(Collected data entries)
· · · · ·

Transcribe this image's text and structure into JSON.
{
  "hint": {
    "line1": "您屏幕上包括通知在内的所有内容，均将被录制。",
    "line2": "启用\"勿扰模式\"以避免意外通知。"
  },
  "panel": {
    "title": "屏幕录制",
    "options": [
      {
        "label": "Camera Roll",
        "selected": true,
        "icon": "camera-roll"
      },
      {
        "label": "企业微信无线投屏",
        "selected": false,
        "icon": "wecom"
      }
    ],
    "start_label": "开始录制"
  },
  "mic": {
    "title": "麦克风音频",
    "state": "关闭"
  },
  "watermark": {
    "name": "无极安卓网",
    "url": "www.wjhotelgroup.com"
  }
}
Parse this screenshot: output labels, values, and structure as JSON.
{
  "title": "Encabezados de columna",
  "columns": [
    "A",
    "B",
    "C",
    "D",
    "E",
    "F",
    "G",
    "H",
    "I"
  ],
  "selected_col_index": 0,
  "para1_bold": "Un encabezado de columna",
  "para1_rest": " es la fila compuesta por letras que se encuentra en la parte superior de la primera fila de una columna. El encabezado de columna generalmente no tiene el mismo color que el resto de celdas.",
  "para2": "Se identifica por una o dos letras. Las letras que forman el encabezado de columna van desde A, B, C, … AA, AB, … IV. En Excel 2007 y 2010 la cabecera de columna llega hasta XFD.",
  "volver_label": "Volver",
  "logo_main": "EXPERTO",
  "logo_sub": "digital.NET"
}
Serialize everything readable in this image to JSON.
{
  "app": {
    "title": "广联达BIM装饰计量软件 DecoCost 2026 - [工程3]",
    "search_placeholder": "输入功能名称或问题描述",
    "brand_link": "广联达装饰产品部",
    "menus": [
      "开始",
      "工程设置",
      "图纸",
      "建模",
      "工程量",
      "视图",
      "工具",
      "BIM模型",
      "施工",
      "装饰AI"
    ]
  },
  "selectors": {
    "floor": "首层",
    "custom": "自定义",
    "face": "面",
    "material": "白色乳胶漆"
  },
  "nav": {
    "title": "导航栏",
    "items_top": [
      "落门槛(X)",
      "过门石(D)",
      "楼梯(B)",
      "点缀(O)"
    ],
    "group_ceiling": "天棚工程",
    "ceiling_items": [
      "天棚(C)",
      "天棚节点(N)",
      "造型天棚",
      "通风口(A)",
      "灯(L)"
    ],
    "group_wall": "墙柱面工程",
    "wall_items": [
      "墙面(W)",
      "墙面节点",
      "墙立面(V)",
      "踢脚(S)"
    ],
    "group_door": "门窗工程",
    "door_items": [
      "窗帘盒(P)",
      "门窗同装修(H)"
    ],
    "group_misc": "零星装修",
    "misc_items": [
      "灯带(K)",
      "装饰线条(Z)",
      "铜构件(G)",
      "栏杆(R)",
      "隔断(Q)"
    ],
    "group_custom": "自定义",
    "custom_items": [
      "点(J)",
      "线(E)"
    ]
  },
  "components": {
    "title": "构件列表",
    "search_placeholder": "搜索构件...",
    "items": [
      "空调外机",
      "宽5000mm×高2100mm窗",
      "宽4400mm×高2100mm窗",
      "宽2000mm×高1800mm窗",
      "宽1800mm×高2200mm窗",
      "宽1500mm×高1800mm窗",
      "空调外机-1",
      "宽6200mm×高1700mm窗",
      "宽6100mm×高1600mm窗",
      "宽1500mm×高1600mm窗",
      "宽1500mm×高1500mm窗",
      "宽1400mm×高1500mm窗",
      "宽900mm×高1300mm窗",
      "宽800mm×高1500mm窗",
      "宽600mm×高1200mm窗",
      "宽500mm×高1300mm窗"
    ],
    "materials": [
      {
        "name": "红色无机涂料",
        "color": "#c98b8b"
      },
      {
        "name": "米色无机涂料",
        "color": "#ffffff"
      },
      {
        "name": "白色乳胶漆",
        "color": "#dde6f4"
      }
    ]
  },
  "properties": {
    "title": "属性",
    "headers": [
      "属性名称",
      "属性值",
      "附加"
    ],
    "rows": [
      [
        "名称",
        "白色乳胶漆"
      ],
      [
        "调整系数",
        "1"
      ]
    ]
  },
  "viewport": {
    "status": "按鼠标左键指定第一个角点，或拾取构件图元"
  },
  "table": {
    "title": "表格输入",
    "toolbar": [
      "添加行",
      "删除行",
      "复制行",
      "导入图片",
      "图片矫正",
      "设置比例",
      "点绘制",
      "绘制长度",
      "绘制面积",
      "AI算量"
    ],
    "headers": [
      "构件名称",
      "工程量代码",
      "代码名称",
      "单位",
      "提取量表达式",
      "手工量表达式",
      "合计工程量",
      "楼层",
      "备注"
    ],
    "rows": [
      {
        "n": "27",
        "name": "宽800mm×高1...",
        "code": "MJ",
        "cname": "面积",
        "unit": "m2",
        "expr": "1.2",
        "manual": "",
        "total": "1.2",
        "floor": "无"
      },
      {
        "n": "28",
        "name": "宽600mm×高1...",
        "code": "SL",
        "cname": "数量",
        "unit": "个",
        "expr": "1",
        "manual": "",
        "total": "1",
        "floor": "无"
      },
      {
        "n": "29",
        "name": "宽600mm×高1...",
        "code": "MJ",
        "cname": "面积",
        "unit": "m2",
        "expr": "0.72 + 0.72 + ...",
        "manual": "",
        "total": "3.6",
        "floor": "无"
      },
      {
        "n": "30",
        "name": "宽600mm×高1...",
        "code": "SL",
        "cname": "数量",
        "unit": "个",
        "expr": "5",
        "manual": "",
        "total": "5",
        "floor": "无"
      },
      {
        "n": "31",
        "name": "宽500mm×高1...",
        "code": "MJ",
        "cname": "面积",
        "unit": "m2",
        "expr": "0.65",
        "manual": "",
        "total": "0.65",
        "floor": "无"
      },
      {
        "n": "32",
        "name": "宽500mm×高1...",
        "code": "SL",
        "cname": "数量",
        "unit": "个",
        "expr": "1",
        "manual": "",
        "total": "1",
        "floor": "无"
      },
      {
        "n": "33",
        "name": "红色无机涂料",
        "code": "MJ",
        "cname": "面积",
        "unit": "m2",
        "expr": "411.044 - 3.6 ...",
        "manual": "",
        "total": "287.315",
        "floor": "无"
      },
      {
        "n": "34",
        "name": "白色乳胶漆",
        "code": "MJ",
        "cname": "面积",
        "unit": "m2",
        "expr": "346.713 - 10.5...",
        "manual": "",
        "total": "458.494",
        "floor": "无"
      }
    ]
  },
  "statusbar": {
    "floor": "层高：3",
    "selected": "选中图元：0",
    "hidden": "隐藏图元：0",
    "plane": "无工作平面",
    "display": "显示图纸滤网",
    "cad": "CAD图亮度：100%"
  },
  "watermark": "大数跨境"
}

· · · · ·

» GIVEN REQUEST
Reproduce each entry from the records above, character for character.

» COMPLETED EXERCISE
Transcribe this image's text and structure into JSON.
{
  "hint": {
    "line1": "您屏幕上包括通知在内的所有内容，均将被录制。",
    "line2": "启用\"勿扰模式\"以避免意外通知。"
  },
  "panel": {
    "title": "屏幕录制",
    "options": [
      {
        "label": "Camera Roll",
        "selected": true,
        "icon": "camera-roll"
      },
      {
        "label": "企业微信无线投屏",
        "selected": false,
        "icon": "wecom"
      }
    ],
    "start_label": "开始录制"
  },
  "mic": {
    "title": "麦克风音频",
    "state": "关闭"
  },
  "watermark": {
    "name": "无极安卓网",
    "url": "www.wjhotelgroup.com"
  }
}
Parse this screenshot: output labels, values, and structure as JSON.
{
  "title": "Encabezados de columna",
  "columns": [
    "A",
    "B",
    "C",
    "D",
    "E",
    "F",
    "G",
    "H",
    "I"
  ],
  "selected_col_index": 0,
  "para1_bold": "Un encabezado de columna",
  "para1_rest": " es la fila compuesta por letras que se encuentra en la parte superior de la primera fila de una columna. El encabezado de columna generalmente no tiene el mismo color que el resto de celdas.",
  "para2": "Se identifica por una o dos letras. Las letras que forman el encabezado de columna van desde A, B, C, … AA, AB, … IV. En Excel 2007 y 2010 la cabecera de columna llega hasta XFD.",
  "volver_label": "Volver",
  "logo_main": "EXPERTO",
  "logo_sub": "digital.NET"
}
Serialize everything readable in this image to JSON.
{
  "app": {
    "title": "广联达BIM装饰计量软件 DecoCost 2026 - [工程3]",
    "search_placeholder": "输入功能名称或问题描述",
    "brand_link": "广联达装饰产品部",
    "menus": [
      "开始",
      "工程设置",
      "图纸",
      "建模",
      "工程量",
      "视图",
      "工具",
      "BIM模型",
      "施工",
      "装饰AI"
    ]
  },
  "selectors": {
    "floor": "首层",
    "custom": "自定义",
    "face": "面",
    "material": "白色乳胶漆"
  },
  "nav": {
    "title": "导航栏",
    "items_top": [
      "落门槛(X)",
      "过门石(D)",
      "楼梯(B)",
      "点缀(O)"
    ],
    "group_ceiling": "天棚工程",
    "ceiling_items": [
      "天棚(C)",
      "天棚节点(N)",
      "造型天棚",
      "通风口(A)",
      "灯(L)"
    ],
    "group_wall": "墙柱面工程",
    "wall_items": [
      "墙面(W)",
      "墙面节点",
      "墙立面(V)",
      "踢脚(S)"
    ],
    "group_door": "门窗工程",
    "door_items": [
      "窗帘盒(P)",
      "门窗同装修(H)"
    ],
    "group_misc": "零星装修",
    "misc_items": [
      "灯带(K)",
      "装饰线条(Z)",
      "铜构件(G)",
      "栏杆(R)",
      "隔断(Q)"
    ],
    "group_custom": "自定义",
    "custom_items": [
      "点(J)",
      "线(E)"
    ]
  },
  "components": {
    "title": "构件列表",
    "search_placeholder": "搜索构件...",
    "items": [
      "空调外机",
      "宽5000mm×高2100mm窗",
      "宽4400mm×高2100mm窗",
      "宽2000mm×高1800mm窗",
      "宽1800mm×高2200mm窗",
      "宽1500mm×高1800mm窗",
      "空调外机-1",
      "宽6200mm×高1700mm窗",
      "宽6100mm×高1600mm窗",
      "宽1500mm×高1600mm窗",
      "宽1500mm×高1500mm窗",
      "宽1400mm×高1500mm窗",
      "宽900mm×高1300mm窗",
      "宽800mm×高1500mm窗",
      "宽600mm×高1200mm窗",
      "宽500mm×高1300mm窗"
    ],
    "materials": [
      {
        "name": "红色无机涂料",
        "color": "#c98b8b"
      },
      {
        "name": "米色无机涂料",
        "color": "#ffffff"
      },
      {
        "name": "白色乳胶漆",
        "color": "#dde6f4"
      }
    ]
  },
  "properties": {
    "title": "属性",
    "headers": [
      "属性名称",
      "属性值",
      "附加"
    ],
    "rows": [
      [
        "名称",
        "白色乳胶漆"
      ],
      [
        "调整系数",
        "1"
      ]
    ]
  },
  "viewport": {
    "status": "按鼠标左键指定第一个角点，或拾取构件图元"
  },
  "table": {
    "title": "表格输入",
    "toolbar": [
      "添加行",
      "删除行",
      "复制行",
      "导入图片",
      "图片矫正",
      "设置比例",
      "点绘制",
      "绘制长度",
      "绘制面积",
      "AI算量"
    ],
    "headers": [
      "构件名称",
      "工程量代码",
      "代码名称",
      "单位",
      "提取量表达式",
      "手工量表达式",
      "合计工程量",
      "楼层",
      "备注"
    ],
    "rows": [
      {
        "n": "27",
        "name": "宽800mm×高1...",
        "code": "MJ",
        "cname": "面积",
        "unit": "m2",
        "expr": "1.2",
        "manual": "",
        "total": "1.2",
        "floor": "无"
      },
      {
        "n": "28",
        "name": "宽600mm×高1...",
        "code": "SL",
        "cname": "数量",
        "unit": "个",
        "expr": "1",
        "manual": "",
        "total": "1",
        "floor": "无"
      },
      {
        "n": "29",
        "name": "宽600mm×高1...",
        "code": "MJ",
        "cname": "面积",
        "unit": "m2",
        "expr": "0.72 + 0.72 + ...",
        "manual": "",
        "total": "3.6",
        "floor": "无"
      },
      {
        "n": "30",
        "name": "宽600mm×高1...",
        "code": "SL",
        "cname": "数量",
        "unit": "个",
        "expr": "5",
        "manual": "",
        "total": "5",
        "floor": "无"
      },
      {
        "n": "31",
        "name": "宽500mm×高1...",
        "code": "MJ",
        "cname": "面积",
        "unit": "m2",
        "expr": "0.65",
        "manual": "",
        "total": "0.65",
        "floor": "无"
      },
      {
        "n": "32",
        "name": "宽500mm×高1...",
        "code": "SL",
        "cname": "数量",
        "unit": "个",
        "expr": "1",
        "manual": "",
        "total": "1",
        "floor": "无"
      },
      {
        "n": "33",
        "name": "红色无机涂料",
        "code": "MJ",
        "cname": "面积",
        "unit": "m2",
        "expr": "411.044 - 3.6 ...",
        "manual": "",
        "total": "287.315",
        "floor": "无"
      },
      {
        "n": "34",
        "name": "白色乳胶漆",
        "code": "MJ",
        "cname": "面积",
        "unit": "m2",
        "expr": "346.713 - 10.5...",
        "manual": "",
        "total": "458.494",
        "floor": "无"
      }
    ]
  },
  "statusbar": {
    "floor": "层高：3",
    "selected": "选中图元：0",
    "hidden": "隐藏图元：0",
    "plane": "无工作平面",
    "display": "显示图纸滤网",
    "cad": "CAD图亮度：100%"
  },
  "watermark": "大数跨境"
}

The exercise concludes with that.